DATASET ROWS:
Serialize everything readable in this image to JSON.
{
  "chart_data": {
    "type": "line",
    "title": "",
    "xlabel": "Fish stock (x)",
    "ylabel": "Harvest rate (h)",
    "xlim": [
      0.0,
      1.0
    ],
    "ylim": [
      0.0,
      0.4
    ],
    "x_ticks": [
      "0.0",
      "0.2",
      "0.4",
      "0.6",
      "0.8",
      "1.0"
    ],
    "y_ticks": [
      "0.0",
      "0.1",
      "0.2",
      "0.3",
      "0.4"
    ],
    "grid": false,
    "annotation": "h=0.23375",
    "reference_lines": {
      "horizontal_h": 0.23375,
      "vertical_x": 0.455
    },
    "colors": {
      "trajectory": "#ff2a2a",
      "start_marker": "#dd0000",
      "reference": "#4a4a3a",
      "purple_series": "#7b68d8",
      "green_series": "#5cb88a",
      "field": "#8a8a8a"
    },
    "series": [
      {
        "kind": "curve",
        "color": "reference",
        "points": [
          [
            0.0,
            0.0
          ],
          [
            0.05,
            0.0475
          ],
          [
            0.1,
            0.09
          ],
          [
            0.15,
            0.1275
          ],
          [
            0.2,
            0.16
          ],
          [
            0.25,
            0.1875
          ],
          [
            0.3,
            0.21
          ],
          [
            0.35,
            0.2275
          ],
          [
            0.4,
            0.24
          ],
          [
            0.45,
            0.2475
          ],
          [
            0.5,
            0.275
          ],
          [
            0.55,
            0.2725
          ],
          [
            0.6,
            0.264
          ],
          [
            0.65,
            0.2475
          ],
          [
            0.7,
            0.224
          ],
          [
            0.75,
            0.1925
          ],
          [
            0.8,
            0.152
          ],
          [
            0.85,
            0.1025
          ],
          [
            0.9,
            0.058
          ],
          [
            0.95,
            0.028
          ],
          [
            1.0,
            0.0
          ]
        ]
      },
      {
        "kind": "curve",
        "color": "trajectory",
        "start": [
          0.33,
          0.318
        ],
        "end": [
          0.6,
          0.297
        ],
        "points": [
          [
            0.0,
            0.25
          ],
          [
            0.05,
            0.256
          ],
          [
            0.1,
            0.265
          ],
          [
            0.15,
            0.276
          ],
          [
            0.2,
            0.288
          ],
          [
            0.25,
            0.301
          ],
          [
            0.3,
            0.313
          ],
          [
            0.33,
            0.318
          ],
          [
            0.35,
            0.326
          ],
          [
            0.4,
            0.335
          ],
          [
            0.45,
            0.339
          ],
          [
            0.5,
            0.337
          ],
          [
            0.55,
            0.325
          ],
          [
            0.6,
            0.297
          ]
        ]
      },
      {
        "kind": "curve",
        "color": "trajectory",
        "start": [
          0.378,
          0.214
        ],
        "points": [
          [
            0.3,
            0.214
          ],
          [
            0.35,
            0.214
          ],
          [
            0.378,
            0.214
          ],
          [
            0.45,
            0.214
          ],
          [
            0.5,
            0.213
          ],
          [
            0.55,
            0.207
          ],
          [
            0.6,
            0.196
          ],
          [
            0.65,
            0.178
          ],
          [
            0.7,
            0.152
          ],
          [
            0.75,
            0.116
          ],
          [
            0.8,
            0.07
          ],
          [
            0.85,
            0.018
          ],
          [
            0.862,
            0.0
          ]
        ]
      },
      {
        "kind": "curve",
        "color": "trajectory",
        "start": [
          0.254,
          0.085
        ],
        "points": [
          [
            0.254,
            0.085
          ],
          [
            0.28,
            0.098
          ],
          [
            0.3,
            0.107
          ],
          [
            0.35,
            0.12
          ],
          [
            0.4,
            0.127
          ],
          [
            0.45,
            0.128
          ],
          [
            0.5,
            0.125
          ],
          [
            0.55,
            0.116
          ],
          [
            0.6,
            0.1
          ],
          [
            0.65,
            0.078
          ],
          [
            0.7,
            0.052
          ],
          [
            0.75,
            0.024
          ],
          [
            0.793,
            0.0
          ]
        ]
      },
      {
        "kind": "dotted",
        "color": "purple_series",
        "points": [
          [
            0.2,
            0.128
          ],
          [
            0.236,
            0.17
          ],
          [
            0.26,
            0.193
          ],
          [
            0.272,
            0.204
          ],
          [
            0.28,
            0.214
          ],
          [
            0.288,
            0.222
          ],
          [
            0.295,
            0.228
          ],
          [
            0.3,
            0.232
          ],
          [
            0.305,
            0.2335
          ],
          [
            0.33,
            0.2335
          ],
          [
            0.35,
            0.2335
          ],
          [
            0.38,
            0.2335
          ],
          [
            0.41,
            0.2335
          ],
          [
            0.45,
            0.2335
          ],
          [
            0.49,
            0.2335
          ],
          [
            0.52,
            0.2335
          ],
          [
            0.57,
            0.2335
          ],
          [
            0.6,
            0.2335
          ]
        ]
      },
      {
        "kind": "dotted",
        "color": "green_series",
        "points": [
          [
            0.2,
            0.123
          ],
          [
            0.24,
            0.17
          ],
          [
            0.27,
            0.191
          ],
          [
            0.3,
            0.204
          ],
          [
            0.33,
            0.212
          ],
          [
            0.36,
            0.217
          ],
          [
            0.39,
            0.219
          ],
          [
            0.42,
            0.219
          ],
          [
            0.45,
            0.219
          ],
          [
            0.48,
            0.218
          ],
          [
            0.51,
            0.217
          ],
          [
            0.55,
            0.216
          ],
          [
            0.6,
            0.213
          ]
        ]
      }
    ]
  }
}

PROBLEM TO SOLVE: Print all of the entries again, exactly as written.

SOLUTION BELOW:
Serialize everything readable in this image to JSON.
{
  "chart_data": {
    "type": "line",
    "title": "",
    "xlabel": "Fish stock (x)",
    "ylabel": "Harvest rate (h)",
    "xlim": [
      0.0,
      1.0
    ],
    "ylim": [
      0.0,
      0.4
    ],
    "x_ticks": [
      "0.0",
      "0.2",
      "0.4",
      "0.6",
      "0.8",
      "1.0"
    ],
    "y_ticks": [
      "0.0",
      "0.1",
      "0.2",
      "0.3",
      "0.4"
    ],
    "grid": false,
    "annotation": "h=0.23375",
    "reference_lines": {
      "horizontal_h": 0.23375,
      "vertical_x": 0.455
    },
    "colors": {
      "trajectory": "#ff2a2a",
      "start_marker": "#dd0000",
      "reference": "#4a4a3a",
      "purple_series": "#7b68d8",
      "green_series": "#5cb88a",
      "field": "#8a8a8a"
    },
    "series": [
      {
        "kind": "curve",
        "color": "reference",
        "points": [
          [
            0.0,
            0.0
          ],
          [
            0.05,
            0.0475
          ],
          [
            0.1,
            0.09
          ],
          [
            0.15,
            0.1275
          ],
          [
            0.2,
            0.16
          ],
          [
            0.25,
            0.1875
          ],
          [
            0.3,
            0.21
          ],
          [
            0.35,
            0.2275
          ],
          [
            0.4,
            0.24
          ],
          [
            0.45,
            0.2475
          ],
          [
            0.5,
            0.275
          ],
          [
            0.55,
            0.2725
          ],
          [
            0.6,
            0.264
          ],
          [
            0.65,
            0.2475
          ],
          [
            0.7,
            0.224
          ],
          [
            0.75,
            0.1925
          ],
          [
            0.8,
            0.152
          ],
          [
            0.85,
            0.1025
          ],
          [
            0.9,
            0.058
          ],
          [
            0.95,
            0.028
          ],
          [
            1.0,
            0.0
          ]
        ]
      },
      {
        "kind": "curve",
        "color": "trajectory",
        "start": [
          0.33,
          0.318
        ],
        "end": [
          0.6,
          0.297
        ],
        "points": [
          [
            0.0,
            0.25
          ],
          [
            0.05,
            0.256
          ],
          [
            0.1,
            0.265
          ],
          [
            0.15,
            0.276
          ],
          [
            0.2,
            0.288
          ],
          [
            0.25,
            0.301
          ],
          [
            0.3,
            0.313
          ],
          [
            0.33,
            0.318
          ],
          [
            0.35,
            0.326
          ],
          [
            0.4,
            0.335
          ],
          [
            0.45,
            0.339
          ],
          [
            0.5,
            0.337
          ],
          [
            0.55,
            0.325
          ],
          [
            0.6,
            0.297
          ]
        ]
      },
      {
        "kind": "curve",
        "color": "trajectory",
        "start": [
          0.378,
          0.214
        ],
        "points": [
          [
            0.3,
            0.214
          ],
          [
            0.35,
            0.214
          ],
          [
            0.378,
            0.214
          ],
          [
            0.45,
            0.214
          ],
          [
            0.5,
            0.213
          ],
          [
            0.55,
            0.207
          ],
          [
            0.6,
            0.196
          ],
          [
            0.65,
            0.178
          ],
          [
            0.7,
            0.152
          ],
          [
            0.75,
            0.116
          ],
          [
            0.8,
            0.07
          ],
          [
            0.85,
            0.018
          ],
          [
            0.862,
            0.0
          ]
        ]
      },
      {
        "kind": "curve",
        "color": "trajectory",
        "start": [
          0.254,
          0.085
        ],
        "points": [
          [
            0.254,
            0.085
          ],
          [
            0.28,
            0.098
          ],
          [
            0.3,
            0.107
          ],
          [
            0.35,
            0.12
          ],
          [
            0.4,
            0.127
          ],
          [
            0.45,
            0.128
          ],
          [
            0.5,
            0.125
          ],
          [
            0.55,
            0.116
          ],
          [
            0.6,
            0.1
          ],
          [
            0.65,
            0.078
          ],
          [
            0.7,
            0.052
          ],
          [
            0.75,
            0.024
          ],
          [
            0.793,
            0.0
          ]
        ]
      },
      {
        "kind": "dotted",
        "color": "purple_series",
        "points": [
          [
            0.2,
            0.128
          ],
          [
            0.236,
            0.17
          ],
          [
            0.26,
            0.193
          ],
          [
            0.272,
            0.204
          ],
          [
            0.28,
            0.214
          ],
          [
            0.288,
            0.222
          ],
          [
            0.295,
            0.228
          ],
          [
            0.3,
            0.232
          ],
          [
            0.305,
            0.2335
          ],
          [
            0.33,
            0.2335
          ],
          [
            0.35,
            0.2335
          ],
          [
            0.38,
            0.2335
          ],
          [
            0.41,
            0.2335
          ],
          [
            0.45,
            0.2335
          ],
          [
            0.49,
            0.2335
          ],
          [
            0.52,
            0.2335
          ],
          [
            0.57,
            0.2335
          ],
          [
            0.6,
            0.2335
          ]
        ]
      },
      {
        "kind": "dotted",
        "color": "green_series",
        "points": [
          [
            0.2,
            0.123
          ],
          [
            0.24,
            0.17
          ],
          [
            0.27,
            0.191
          ],
          [
            0.3,
            0.204
          ],
          [
            0.33,
            0.212
          ],
          [
            0.36,
            0.217
          ],
          [
            0.39,
            0.219
          ],
          [
            0.42,
            0.219
          ],
          [
            0.45,
            0.219
          ],
          [
            0.48,
            0.218
          ],
          [
            0.51,
            0.217
          ],
          [
            0.55,
            0.216
          ],
          [
            0.6,
            0.213
          ]
        ]
      }
    ]
  }
}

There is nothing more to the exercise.